***** Exercise materials

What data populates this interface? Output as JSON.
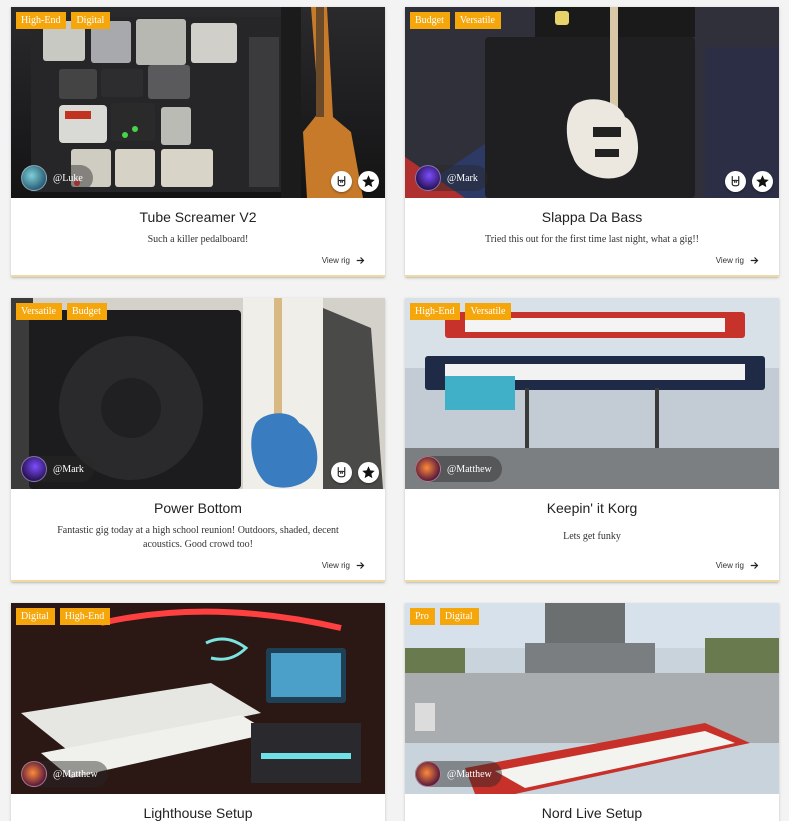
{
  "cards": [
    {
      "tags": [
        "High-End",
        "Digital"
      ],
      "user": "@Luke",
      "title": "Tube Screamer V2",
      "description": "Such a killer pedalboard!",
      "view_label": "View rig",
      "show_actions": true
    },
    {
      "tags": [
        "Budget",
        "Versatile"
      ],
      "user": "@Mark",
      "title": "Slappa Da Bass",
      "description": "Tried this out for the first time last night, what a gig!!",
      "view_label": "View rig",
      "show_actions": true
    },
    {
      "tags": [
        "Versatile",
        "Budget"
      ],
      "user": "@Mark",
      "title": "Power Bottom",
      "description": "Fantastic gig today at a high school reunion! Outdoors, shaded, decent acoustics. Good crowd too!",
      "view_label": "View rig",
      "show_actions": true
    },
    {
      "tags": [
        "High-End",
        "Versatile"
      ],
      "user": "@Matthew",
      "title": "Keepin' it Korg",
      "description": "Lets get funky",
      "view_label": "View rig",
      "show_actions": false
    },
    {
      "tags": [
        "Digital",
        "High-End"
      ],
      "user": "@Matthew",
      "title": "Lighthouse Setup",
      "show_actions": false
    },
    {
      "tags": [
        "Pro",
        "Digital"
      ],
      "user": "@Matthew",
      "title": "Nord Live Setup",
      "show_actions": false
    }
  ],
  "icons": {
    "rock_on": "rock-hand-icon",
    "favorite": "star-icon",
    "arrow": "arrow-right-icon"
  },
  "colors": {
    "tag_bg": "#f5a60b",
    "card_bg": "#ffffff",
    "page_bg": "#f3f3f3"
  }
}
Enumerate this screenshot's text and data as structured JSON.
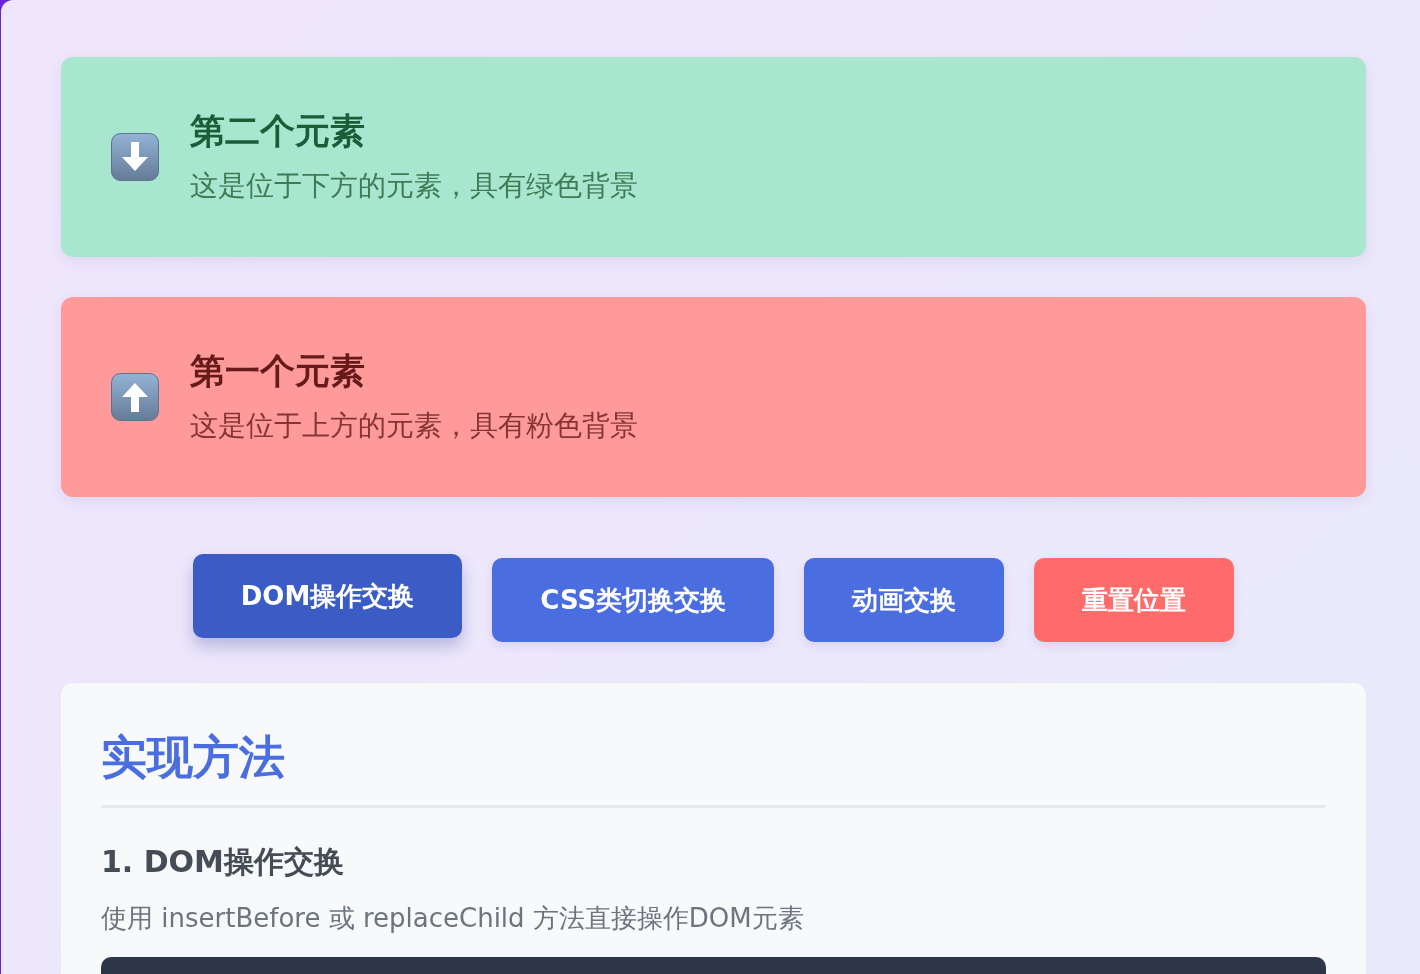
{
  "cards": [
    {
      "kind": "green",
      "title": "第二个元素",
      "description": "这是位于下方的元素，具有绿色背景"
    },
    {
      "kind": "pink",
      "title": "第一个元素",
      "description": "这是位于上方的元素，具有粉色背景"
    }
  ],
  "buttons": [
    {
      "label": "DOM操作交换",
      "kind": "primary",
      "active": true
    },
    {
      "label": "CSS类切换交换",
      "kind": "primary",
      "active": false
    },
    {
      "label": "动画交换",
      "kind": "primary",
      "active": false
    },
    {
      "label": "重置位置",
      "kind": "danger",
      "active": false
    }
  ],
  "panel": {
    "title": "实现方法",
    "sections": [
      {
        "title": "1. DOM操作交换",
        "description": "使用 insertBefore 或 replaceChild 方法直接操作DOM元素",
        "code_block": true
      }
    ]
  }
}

**********

> [Aim of the task]
Can you retype every record above exactly, leaving out the pictures?

> [Exercise result]
What data populates this interface? Output as JSON.
{
  "cards": [
    {
      "tags": [
        "High-End",
        "Digital"
      ],
      "user": "@Luke",
      "title": "Tube Screamer V2",
      "description": "Such a killer pedalboard!",
      "view_label": "View rig",
      "show_actions": true
    },
    {
      "tags": [
        "Budget",
        "Versatile"
      ],
      "user": "@Mark",
      "title": "Slappa Da Bass",
      "description": "Tried this out for the first time last night, what a gig!!",
      "view_label": "View rig",
      "show_actions": true
    },
    {
      "tags": [
        "Versatile",
        "Budget"
      ],
      "user": "@Mark",
      "title": "Power Bottom",
      "description": "Fantastic gig today at a high school reunion! Outdoors, shaded, decent acoustics. Good crowd too!",
      "view_label": "View rig",
      "show_actions": true
    },
    {
      "tags": [
        "High-End",
        "Versatile"
      ],
      "user": "@Matthew",
      "title": "Keepin' it Korg",
      "description": "Lets get funky",
      "view_label": "View rig",
      "show_actions": false
    },
    {
      "tags": [
        "Digital",
        "High-End"
      ],
      "user": "@Matthew",
      "title": "Lighthouse Setup",
      "show_actions": false
    },
    {
      "tags": [
        "Pro",
        "Digital"
      ],
      "user": "@Matthew",
      "title": "Nord Live Setup",
      "show_actions": false
    }
  ],
  "icons": {
    "rock_on": "rock-hand-icon",
    "favorite": "star-icon",
    "arrow": "arrow-right-icon"
  },
  "colors": {
    "tag_bg": "#f5a60b",
    "card_bg": "#ffffff",
    "page_bg": "#f3f3f3"
  }
}
Enumerate this screenshot's text and data as structured JSON.
{
  "cards": [
    {
      "kind": "green",
      "title": "第二个元素",
      "description": "这是位于下方的元素，具有绿色背景"
    },
    {
      "kind": "pink",
      "title": "第一个元素",
      "description": "这是位于上方的元素，具有粉色背景"
    }
  ],
  "buttons": [
    {
      "label": "DOM操作交换",
      "kind": "primary",
      "active": true
    },
    {
      "label": "CSS类切换交换",
      "kind": "primary",
      "active": false
    },
    {
      "label": "动画交换",
      "kind": "primary",
      "active": false
    },
    {
      "label": "重置位置",
      "kind": "danger",
      "active": false
    }
  ],
  "panel": {
    "title": "实现方法",
    "sections": [
      {
        "title": "1. DOM操作交换",
        "description": "使用 insertBefore 或 replaceChild 方法直接操作DOM元素",
        "code_block": true
      }
    ]
  }
}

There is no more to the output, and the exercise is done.